-- START OF GIVEN ENTRIES --

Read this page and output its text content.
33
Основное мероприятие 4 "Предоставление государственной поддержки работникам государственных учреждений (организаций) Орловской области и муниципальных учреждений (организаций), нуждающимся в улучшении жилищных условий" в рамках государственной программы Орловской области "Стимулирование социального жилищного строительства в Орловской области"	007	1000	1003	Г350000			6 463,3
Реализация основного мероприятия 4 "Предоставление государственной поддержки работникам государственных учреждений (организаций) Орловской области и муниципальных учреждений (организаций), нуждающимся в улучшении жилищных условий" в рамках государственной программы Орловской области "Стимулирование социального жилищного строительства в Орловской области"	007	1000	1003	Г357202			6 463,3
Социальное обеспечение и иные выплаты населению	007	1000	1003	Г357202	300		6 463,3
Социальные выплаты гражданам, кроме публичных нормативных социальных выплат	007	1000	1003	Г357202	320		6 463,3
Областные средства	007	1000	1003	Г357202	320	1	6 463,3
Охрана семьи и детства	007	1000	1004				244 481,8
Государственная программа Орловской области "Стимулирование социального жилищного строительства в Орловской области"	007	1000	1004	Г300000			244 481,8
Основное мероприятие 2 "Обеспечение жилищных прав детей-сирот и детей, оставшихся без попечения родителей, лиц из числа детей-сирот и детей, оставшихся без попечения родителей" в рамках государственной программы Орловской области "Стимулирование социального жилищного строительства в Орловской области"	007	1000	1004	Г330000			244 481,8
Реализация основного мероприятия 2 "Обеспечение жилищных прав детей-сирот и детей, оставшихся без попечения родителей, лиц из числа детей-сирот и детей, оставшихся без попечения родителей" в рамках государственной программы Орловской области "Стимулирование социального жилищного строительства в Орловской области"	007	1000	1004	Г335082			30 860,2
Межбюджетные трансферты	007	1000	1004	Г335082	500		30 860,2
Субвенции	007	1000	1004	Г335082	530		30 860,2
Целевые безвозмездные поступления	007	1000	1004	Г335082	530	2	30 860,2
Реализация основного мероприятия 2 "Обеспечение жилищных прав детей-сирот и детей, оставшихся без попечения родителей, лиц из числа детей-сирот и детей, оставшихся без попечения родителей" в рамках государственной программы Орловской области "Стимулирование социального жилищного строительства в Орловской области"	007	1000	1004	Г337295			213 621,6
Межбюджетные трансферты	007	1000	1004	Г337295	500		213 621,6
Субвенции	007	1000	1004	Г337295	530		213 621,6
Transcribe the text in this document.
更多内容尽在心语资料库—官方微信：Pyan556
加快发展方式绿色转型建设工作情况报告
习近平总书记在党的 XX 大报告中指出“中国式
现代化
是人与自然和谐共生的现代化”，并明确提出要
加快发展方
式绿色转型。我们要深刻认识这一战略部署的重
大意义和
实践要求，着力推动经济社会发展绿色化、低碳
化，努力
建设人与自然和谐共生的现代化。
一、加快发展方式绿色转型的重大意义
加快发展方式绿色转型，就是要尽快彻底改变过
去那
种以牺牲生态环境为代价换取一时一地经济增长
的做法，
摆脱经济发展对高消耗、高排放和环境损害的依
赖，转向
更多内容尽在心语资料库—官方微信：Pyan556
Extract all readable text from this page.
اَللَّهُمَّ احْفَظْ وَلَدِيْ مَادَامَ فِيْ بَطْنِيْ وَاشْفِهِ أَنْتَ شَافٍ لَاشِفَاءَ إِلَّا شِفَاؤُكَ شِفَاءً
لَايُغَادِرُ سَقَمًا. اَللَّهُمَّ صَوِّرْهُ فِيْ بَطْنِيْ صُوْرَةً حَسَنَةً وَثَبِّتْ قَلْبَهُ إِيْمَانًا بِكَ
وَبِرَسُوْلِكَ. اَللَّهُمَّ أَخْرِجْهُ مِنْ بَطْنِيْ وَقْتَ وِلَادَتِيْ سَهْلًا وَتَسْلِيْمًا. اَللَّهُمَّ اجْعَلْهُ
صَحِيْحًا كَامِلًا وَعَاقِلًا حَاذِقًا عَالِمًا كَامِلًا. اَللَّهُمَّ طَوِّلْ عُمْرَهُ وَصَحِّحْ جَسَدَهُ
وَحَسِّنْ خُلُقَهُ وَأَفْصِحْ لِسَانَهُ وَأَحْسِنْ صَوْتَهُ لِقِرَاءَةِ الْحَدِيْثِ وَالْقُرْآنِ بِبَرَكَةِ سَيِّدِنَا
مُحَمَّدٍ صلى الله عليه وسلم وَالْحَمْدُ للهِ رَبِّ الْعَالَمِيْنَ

-- END OF GIVEN ENTRIES --

EXERCISE REQUIREMENTS ▸
Return the lines of the records that include the string "выплаты".

ANSWER TO THIS EXERCISE ▸
Социальное обеспечение и иные выплаты населению	007	1000	1003	Г357202	300		6 463,3
Социальные выплаты гражданам, кроме публичных нормативных социальных выплат	007	1000	1003	Г357202	320		6 463,3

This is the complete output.